• [Entries supplied]
"""

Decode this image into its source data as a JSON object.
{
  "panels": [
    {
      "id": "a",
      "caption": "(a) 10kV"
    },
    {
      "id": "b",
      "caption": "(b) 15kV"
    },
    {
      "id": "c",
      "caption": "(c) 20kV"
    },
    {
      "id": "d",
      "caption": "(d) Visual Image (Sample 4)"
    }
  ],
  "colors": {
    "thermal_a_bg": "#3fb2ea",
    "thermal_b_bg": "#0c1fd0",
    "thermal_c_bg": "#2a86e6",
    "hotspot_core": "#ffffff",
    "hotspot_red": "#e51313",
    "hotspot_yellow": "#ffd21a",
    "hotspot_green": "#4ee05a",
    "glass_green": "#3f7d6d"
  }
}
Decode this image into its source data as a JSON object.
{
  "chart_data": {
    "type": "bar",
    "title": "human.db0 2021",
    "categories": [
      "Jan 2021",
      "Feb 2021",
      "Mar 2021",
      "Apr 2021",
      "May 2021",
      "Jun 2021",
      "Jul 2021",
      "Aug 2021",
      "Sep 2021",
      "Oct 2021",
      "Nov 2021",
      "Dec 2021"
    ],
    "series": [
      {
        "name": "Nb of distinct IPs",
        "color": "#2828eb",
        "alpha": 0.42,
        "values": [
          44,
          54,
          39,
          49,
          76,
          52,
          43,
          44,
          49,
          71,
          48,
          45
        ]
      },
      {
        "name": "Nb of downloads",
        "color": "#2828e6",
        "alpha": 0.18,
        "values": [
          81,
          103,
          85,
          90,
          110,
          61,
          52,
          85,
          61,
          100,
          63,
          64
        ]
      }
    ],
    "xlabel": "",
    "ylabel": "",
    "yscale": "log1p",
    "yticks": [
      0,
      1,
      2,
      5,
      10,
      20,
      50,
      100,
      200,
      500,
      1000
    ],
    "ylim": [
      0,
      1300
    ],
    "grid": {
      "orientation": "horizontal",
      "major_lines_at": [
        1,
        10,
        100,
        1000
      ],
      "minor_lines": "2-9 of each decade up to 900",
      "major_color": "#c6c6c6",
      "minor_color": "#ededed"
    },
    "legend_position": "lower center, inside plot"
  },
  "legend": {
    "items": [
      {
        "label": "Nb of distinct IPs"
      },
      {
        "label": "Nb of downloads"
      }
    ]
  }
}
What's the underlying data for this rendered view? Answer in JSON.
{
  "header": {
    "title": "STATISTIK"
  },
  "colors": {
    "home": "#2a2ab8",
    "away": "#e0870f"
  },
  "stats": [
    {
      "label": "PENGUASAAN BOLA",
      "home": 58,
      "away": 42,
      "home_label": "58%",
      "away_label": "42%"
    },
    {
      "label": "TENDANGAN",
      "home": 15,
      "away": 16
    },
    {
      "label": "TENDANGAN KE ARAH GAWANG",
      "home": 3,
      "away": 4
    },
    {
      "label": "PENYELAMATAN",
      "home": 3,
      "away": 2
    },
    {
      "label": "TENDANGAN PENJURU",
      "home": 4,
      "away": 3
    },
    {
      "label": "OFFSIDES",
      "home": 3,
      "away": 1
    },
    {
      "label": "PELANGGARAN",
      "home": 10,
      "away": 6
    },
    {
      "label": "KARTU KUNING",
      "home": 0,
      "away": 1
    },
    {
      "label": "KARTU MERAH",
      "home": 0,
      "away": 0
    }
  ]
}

"""

Locate the line with "What's the underlying" in the entries above; extract it and every line after it, verbatim.

• [Task output]
What's the underlying data for this rendered view? Answer in JSON.
{
  "header": {
    "title": "STATISTIK"
  },
  "colors": {
    "home": "#2a2ab8",
    "away": "#e0870f"
  },
  "stats": [
    {
      "label": "PENGUASAAN BOLA",
      "home": 58,
      "away": 42,
      "home_label": "58%",
      "away_label": "42%"
    },
    {
      "label": "TENDANGAN",
      "home": 15,
      "away": 16
    },
    {
      "label": "TENDANGAN KE ARAH GAWANG",
      "home": 3,
      "away": 4
    },
    {
      "label": "PENYELAMATAN",
      "home": 3,
      "away": 2
    },
    {
      "label": "TENDANGAN PENJURU",
      "home": 4,
      "away": 3
    },
    {
      "label": "OFFSIDES",
      "home": 3,
      "away": 1
    },
    {
      "label": "PELANGGARAN",
      "home": 10,
      "away": 6
    },
    {
      "label": "KARTU KUNING",
      "home": 0,
      "away": 1
    },
    {
      "label": "KARTU MERAH",
      "home": 0,
      "away": 0
    }
  ]
}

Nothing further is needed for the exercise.